→ REQUIREMENT:
Which lines below hold the word "name"? Copy all of them.

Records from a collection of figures
☆ ☆ ☆ ☆

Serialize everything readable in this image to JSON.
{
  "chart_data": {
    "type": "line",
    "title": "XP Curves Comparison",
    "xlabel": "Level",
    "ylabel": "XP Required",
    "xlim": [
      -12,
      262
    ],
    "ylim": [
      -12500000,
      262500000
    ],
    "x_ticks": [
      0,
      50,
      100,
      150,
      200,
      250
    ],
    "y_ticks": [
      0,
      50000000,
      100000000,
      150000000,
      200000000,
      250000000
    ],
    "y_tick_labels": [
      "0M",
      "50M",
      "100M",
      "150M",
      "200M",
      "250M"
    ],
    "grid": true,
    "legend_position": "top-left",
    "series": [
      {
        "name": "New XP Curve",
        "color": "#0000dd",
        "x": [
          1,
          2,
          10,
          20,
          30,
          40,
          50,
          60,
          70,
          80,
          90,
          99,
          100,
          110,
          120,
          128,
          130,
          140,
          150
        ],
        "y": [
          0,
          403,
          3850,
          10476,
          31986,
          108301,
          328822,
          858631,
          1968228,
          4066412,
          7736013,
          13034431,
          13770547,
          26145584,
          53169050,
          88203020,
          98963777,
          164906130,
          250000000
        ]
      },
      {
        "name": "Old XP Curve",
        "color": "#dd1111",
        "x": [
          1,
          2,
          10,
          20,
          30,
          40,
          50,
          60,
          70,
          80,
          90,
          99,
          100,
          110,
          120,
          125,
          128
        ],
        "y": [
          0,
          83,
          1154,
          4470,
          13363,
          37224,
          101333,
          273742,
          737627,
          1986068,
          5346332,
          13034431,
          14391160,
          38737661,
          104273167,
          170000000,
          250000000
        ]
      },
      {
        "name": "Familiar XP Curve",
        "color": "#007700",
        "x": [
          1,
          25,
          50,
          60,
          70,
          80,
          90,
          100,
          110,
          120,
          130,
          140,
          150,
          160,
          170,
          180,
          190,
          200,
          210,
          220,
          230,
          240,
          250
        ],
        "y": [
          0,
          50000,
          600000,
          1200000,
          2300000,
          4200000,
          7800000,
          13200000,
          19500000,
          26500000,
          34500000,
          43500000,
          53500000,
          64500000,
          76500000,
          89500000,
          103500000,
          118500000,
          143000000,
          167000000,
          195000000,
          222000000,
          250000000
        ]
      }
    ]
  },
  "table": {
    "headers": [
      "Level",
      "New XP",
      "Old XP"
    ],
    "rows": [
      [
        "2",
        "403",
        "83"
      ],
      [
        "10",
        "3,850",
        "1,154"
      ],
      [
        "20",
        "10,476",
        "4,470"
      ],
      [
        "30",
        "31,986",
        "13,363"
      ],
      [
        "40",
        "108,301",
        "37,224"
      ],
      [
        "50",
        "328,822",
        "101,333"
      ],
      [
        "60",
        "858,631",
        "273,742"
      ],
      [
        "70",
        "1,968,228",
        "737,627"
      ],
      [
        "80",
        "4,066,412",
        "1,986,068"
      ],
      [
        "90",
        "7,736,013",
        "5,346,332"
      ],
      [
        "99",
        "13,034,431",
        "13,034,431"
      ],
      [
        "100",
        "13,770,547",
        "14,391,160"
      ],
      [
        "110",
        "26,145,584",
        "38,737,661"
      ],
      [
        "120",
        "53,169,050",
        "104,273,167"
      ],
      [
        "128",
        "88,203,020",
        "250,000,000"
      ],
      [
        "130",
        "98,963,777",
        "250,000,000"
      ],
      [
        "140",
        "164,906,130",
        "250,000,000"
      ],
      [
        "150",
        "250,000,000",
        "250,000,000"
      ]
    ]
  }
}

☆ ☆ ☆ ☆

→ TASK RESPONSE:
        "name": "New XP Curve",
        "name": "Old XP Curve",
        "name": "Familiar XP Curve",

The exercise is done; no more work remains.